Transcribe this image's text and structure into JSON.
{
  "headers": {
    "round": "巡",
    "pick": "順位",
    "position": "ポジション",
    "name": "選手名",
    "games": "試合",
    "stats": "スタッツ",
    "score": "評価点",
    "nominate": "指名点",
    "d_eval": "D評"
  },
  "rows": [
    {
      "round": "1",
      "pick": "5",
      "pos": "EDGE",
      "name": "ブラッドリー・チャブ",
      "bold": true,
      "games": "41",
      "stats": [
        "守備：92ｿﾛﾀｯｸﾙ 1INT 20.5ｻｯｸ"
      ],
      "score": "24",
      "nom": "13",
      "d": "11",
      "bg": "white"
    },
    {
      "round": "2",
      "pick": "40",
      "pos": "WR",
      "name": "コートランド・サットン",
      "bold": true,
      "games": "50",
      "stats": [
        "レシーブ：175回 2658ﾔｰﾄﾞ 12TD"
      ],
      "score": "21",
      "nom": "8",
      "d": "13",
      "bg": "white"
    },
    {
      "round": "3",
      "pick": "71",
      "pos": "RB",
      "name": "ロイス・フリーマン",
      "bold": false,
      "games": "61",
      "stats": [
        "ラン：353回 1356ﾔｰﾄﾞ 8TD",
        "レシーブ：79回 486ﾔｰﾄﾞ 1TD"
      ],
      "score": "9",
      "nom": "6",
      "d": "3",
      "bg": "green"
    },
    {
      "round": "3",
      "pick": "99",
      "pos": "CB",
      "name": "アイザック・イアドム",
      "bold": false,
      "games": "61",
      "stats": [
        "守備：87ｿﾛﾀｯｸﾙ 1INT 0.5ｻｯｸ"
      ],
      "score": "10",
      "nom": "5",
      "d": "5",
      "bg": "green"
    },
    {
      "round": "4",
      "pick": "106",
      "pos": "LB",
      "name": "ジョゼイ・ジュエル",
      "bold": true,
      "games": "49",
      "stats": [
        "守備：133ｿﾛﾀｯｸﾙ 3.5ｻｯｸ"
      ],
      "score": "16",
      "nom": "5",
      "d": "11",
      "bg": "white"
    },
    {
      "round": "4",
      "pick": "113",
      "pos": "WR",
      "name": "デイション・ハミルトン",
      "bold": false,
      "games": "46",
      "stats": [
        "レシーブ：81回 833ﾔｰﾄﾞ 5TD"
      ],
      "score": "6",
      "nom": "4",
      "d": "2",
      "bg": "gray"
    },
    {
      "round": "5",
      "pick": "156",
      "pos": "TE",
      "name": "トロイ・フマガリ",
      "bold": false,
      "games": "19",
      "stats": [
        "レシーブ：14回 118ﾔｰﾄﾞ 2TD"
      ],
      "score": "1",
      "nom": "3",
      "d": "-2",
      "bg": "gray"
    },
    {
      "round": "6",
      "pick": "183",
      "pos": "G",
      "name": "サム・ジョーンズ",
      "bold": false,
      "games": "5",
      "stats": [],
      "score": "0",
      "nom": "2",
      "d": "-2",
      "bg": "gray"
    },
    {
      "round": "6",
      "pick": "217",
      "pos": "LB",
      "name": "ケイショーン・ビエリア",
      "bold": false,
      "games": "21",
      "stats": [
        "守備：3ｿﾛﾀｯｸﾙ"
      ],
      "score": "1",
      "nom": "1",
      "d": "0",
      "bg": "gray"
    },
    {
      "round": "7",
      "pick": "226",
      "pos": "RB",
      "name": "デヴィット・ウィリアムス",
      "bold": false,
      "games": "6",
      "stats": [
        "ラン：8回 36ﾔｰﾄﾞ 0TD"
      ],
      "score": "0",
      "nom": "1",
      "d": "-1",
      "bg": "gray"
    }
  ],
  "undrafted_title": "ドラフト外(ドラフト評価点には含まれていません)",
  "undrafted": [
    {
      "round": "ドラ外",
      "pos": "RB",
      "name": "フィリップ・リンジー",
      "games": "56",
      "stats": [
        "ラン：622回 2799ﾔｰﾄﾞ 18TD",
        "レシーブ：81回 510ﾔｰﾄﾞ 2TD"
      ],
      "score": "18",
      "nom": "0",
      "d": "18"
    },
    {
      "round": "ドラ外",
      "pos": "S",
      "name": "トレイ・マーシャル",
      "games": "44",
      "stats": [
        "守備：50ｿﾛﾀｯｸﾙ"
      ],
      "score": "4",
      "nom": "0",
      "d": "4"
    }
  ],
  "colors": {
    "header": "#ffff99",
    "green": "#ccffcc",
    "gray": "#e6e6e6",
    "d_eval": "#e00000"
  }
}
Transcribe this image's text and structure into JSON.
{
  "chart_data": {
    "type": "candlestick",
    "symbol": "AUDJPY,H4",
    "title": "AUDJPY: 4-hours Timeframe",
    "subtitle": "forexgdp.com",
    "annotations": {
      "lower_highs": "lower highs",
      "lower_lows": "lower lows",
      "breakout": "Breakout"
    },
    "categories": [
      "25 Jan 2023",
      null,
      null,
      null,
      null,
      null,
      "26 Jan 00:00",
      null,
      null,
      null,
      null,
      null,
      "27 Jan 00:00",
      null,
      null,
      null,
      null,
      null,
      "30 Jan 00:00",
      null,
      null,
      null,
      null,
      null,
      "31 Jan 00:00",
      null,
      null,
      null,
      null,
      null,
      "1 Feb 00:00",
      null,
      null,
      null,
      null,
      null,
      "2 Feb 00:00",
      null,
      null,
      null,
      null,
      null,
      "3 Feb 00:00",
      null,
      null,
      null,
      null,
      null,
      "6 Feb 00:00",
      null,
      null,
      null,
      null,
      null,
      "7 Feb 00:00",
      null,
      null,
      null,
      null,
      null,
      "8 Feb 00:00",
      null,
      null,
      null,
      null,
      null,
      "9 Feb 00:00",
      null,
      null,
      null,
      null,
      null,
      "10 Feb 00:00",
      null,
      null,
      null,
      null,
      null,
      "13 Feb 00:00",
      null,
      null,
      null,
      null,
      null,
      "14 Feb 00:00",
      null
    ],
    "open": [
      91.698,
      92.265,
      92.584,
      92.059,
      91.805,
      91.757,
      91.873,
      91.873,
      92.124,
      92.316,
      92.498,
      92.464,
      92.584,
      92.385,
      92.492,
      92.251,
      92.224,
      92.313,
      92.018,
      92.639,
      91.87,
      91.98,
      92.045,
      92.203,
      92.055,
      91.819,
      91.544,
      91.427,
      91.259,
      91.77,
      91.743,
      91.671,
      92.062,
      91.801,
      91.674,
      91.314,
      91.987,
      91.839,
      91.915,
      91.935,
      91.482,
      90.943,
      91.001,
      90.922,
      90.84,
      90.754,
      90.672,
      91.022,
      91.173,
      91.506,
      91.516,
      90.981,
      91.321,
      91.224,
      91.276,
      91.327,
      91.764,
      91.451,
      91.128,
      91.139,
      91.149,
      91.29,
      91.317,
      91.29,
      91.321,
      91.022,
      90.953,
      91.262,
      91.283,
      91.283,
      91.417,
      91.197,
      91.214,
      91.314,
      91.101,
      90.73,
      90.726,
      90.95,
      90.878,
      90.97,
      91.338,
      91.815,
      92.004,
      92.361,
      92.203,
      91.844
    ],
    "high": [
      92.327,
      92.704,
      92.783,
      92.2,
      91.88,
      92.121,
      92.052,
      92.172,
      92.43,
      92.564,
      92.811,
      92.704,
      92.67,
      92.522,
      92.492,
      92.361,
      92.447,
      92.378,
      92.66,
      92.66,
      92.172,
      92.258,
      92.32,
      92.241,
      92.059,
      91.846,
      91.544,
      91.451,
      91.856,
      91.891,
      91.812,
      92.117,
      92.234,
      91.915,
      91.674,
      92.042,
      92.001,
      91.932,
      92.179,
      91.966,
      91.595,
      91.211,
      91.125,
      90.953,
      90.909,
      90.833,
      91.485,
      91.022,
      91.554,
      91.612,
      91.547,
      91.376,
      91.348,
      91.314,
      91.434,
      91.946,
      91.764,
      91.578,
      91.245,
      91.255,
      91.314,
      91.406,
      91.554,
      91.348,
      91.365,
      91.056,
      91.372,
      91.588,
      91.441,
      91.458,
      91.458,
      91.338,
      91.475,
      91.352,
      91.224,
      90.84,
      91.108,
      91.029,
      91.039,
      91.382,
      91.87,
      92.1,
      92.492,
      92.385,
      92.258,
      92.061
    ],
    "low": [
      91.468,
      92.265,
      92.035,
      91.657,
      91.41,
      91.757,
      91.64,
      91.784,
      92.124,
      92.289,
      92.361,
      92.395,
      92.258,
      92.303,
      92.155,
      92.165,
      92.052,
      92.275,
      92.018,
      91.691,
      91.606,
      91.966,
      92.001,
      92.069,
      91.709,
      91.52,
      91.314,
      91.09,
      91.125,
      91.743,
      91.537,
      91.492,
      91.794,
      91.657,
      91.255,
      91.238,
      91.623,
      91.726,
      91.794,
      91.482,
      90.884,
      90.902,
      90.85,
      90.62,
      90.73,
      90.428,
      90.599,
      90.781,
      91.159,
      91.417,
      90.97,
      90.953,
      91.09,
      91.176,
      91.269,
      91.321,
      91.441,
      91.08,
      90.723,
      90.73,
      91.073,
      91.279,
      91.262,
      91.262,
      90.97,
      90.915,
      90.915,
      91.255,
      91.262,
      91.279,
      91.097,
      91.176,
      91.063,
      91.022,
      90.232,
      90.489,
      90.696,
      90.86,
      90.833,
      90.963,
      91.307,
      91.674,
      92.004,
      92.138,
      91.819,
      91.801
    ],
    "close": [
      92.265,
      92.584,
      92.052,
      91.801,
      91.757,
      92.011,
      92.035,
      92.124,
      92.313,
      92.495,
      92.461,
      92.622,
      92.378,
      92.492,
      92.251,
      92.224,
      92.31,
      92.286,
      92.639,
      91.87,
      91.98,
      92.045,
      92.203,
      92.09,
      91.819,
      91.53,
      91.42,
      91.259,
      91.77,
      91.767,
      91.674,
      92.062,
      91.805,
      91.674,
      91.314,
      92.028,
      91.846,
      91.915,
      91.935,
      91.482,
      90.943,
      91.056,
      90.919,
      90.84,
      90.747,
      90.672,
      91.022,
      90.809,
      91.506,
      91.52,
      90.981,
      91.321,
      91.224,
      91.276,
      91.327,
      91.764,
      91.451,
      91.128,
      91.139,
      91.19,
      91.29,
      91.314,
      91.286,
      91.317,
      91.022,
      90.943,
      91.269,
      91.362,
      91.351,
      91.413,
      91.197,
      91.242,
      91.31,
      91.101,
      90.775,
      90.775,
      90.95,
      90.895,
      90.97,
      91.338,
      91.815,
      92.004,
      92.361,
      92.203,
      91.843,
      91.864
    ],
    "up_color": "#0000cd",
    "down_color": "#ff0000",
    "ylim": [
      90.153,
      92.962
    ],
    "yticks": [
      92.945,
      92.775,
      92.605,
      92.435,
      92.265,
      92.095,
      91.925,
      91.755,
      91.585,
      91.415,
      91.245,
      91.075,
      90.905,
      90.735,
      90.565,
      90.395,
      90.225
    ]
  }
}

= = = = =

TASK DIRECTIONS: Which lines hold the word "レシーブ"? Copy every one of them.

RESPONSE TO THIS TASK:
        "レシーブ：175回 2658ﾔｰﾄﾞ 12TD"
        "レシーブ：79回 486ﾔｰﾄﾞ 1TD"
        "レシーブ：81回 833ﾔｰﾄﾞ 5TD"
        "レシーブ：14回 118ﾔｰﾄﾞ 2TD"
        "レシーブ：81回 510ﾔｰﾄﾞ 2TD"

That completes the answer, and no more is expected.